↓↓↓

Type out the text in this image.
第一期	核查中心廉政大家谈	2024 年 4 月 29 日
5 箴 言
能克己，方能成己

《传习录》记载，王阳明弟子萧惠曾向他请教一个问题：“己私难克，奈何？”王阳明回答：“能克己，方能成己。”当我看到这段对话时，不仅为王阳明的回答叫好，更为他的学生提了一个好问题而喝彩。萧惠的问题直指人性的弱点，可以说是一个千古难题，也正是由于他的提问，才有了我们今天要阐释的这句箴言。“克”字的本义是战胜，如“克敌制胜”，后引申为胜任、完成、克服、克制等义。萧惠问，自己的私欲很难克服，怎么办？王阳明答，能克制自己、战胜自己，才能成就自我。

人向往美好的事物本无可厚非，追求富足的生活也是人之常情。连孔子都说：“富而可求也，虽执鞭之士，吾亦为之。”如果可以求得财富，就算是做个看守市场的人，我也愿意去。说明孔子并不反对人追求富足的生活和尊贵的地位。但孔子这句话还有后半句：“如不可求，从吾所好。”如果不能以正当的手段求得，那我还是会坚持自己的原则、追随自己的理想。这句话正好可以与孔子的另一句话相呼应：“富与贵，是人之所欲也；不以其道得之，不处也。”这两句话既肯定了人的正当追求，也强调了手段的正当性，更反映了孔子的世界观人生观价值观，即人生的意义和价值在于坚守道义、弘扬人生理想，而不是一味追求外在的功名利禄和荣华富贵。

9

↑↑↑

▶ _What you need to do_:
Give back only a number, the number of lines where the string "方能成己" occurs.

▶ _Output of the task_:
2